■ Written request ■
Keep the images out and copy every entry below exactly.

[Data records]
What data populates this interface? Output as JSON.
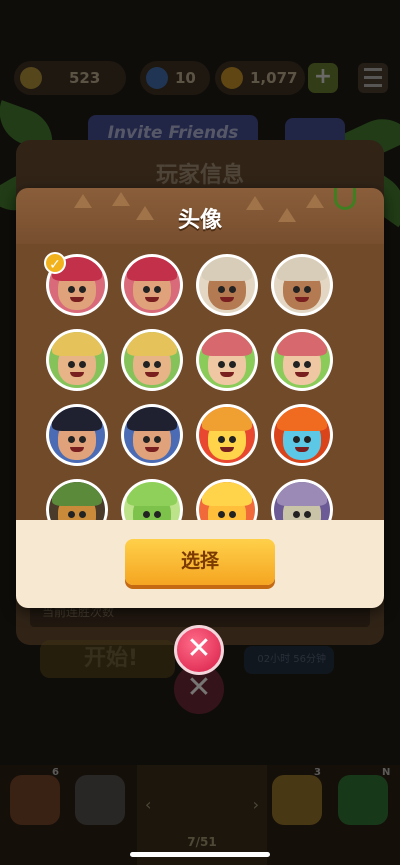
{
  "topbar": {
    "trophies": "523",
    "energy": "10",
    "coins": "1,077",
    "plus_label": "+"
  },
  "background": {
    "invite_label": "Invite Friends",
    "panel_title": "玩家信息",
    "streak_label": "当前连胜次数",
    "start_label": "开始!",
    "timer_text": "02小时 56分钟"
  },
  "modal": {
    "title": "头像",
    "select_label": "选择",
    "avatars": [
      {
        "name": "girl-red-bandana-smile",
        "hat": "#c2304a",
        "skin": "#e0a27a",
        "bg": "#d96a7a",
        "selected": true
      },
      {
        "name": "girl-red-bandana-starstruck",
        "hat": "#c2304a",
        "skin": "#e0a27a",
        "bg": "#d96a7a",
        "selected": false
      },
      {
        "name": "grandma-curly-crying",
        "hat": "#d8cdb8",
        "skin": "#b47a52",
        "bg": "#e3d7c3",
        "selected": false
      },
      {
        "name": "grandma-curly-heart-eyes",
        "hat": "#d8cdb8",
        "skin": "#b47a52",
        "bg": "#e3d7c3",
        "selected": false
      },
      {
        "name": "blond-man-smile",
        "hat": "#e5c25a",
        "skin": "#e6b486",
        "bg": "#86c25a",
        "selected": false
      },
      {
        "name": "blond-man-angry",
        "hat": "#e5c25a",
        "skin": "#e6b486",
        "bg": "#86c25a",
        "selected": false
      },
      {
        "name": "old-lady-glasses-smile",
        "hat": "#d7696e",
        "skin": "#f0c7a3",
        "bg": "#8bcb5a",
        "selected": false
      },
      {
        "name": "old-lady-glasses-wink",
        "hat": "#d7696e",
        "skin": "#f0c7a3",
        "bg": "#8bcb5a",
        "selected": false
      },
      {
        "name": "pirate-eyepatch-smile",
        "hat": "#1f2030",
        "skin": "#e0a27a",
        "bg": "#4b6cb5",
        "selected": false
      },
      {
        "name": "pirate-eyepatch-grin",
        "hat": "#1f2030",
        "skin": "#e0a27a",
        "bg": "#4b6cb5",
        "selected": false
      },
      {
        "name": "fire-flame",
        "hat": "#f0a030",
        "skin": "#ffd34a",
        "bg": "#e84830",
        "selected": false
      },
      {
        "name": "orange-robot-eye",
        "hat": "#f06a1f",
        "skin": "#5dc8e6",
        "bg": "#d9441a",
        "selected": false
      },
      {
        "name": "owl-mask",
        "hat": "#5a8a3a",
        "skin": "#c98a3a",
        "bg": "#4a3a2a",
        "selected": false
      },
      {
        "name": "green-frog",
        "hat": "#8fd05a",
        "skin": "#7dc24a",
        "bg": "#bde38a",
        "selected": false
      },
      {
        "name": "yellow-chick",
        "hat": "#ffd34a",
        "skin": "#ffbf3a",
        "bg": "#f06a3a",
        "selected": false
      },
      {
        "name": "knight-helmet",
        "hat": "#9a8ab5",
        "skin": "#c9c3a8",
        "bg": "#6b5a95",
        "selected": false
      }
    ]
  },
  "bottom_nav": {
    "badge_left": "6",
    "badge_right1": "3",
    "badge_right2": "N",
    "level": "7/51"
  },
  "close_label": "✕",
  "check_label": "✓"
}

■ Exercise answer ■
What data populates this interface? Output as JSON.
{
  "topbar": {
    "trophies": "523",
    "energy": "10",
    "coins": "1,077",
    "plus_label": "+"
  },
  "background": {
    "invite_label": "Invite Friends",
    "panel_title": "玩家信息",
    "streak_label": "当前连胜次数",
    "start_label": "开始!",
    "timer_text": "02小时 56分钟"
  },
  "modal": {
    "title": "头像",
    "select_label": "选择",
    "avatars": [
      {
        "name": "girl-red-bandana-smile",
        "hat": "#c2304a",
        "skin": "#e0a27a",
        "bg": "#d96a7a",
        "selected": true
      },
      {
        "name": "girl-red-bandana-starstruck",
        "hat": "#c2304a",
        "skin": "#e0a27a",
        "bg": "#d96a7a",
        "selected": false
      },
      {
        "name": "grandma-curly-crying",
        "hat": "#d8cdb8",
        "skin": "#b47a52",
        "bg": "#e3d7c3",
        "selected": false
      },
      {
        "name": "grandma-curly-heart-eyes",
        "hat": "#d8cdb8",
        "skin": "#b47a52",
        "bg": "#e3d7c3",
        "selected": false
      },
      {
        "name": "blond-man-smile",
        "hat": "#e5c25a",
        "skin": "#e6b486",
        "bg": "#86c25a",
        "selected": false
      },
      {
        "name": "blond-man-angry",
        "hat": "#e5c25a",
        "skin": "#e6b486",
        "bg": "#86c25a",
        "selected": false
      },
      {
        "name": "old-lady-glasses-smile",
        "hat": "#d7696e",
        "skin": "#f0c7a3",
        "bg": "#8bcb5a",
        "selected": false
      },
      {
        "name": "old-lady-glasses-wink",
        "hat": "#d7696e",
        "skin": "#f0c7a3",
        "bg": "#8bcb5a",
        "selected": false
      },
      {
        "name": "pirate-eyepatch-smile",
        "hat": "#1f2030",
        "skin": "#e0a27a",
        "bg": "#4b6cb5",
        "selected": false
      },
      {
        "name": "pirate-eyepatch-grin",
        "hat": "#1f2030",
        "skin": "#e0a27a",
        "bg": "#4b6cb5",
        "selected": false
      },
      {
        "name": "fire-flame",
        "hat": "#f0a030",
        "skin": "#ffd34a",
        "bg": "#e84830",
        "selected": false
      },
      {
        "name": "orange-robot-eye",
        "hat": "#f06a1f",
        "skin": "#5dc8e6",
        "bg": "#d9441a",
        "selected": false
      },
      {
        "name": "owl-mask",
        "hat": "#5a8a3a",
        "skin": "#c98a3a",
        "bg": "#4a3a2a",
        "selected": false
      },
      {
        "name": "green-frog",
        "hat": "#8fd05a",
        "skin": "#7dc24a",
        "bg": "#bde38a",
        "selected": false
      },
      {
        "name": "yellow-chick",
        "hat": "#ffd34a",
        "skin": "#ffbf3a",
        "bg": "#f06a3a",
        "selected": false
      },
      {
        "name": "knight-helmet",
        "hat": "#9a8ab5",
        "skin": "#c9c3a8",
        "bg": "#6b5a95",
        "selected": false
      }
    ]
  },
  "bottom_nav": {
    "badge_left": "6",
    "badge_right1": "3",
    "badge_right2": "N",
    "level": "7/51"
  },
  "close_label": "✕",
  "check_label": "✓"
}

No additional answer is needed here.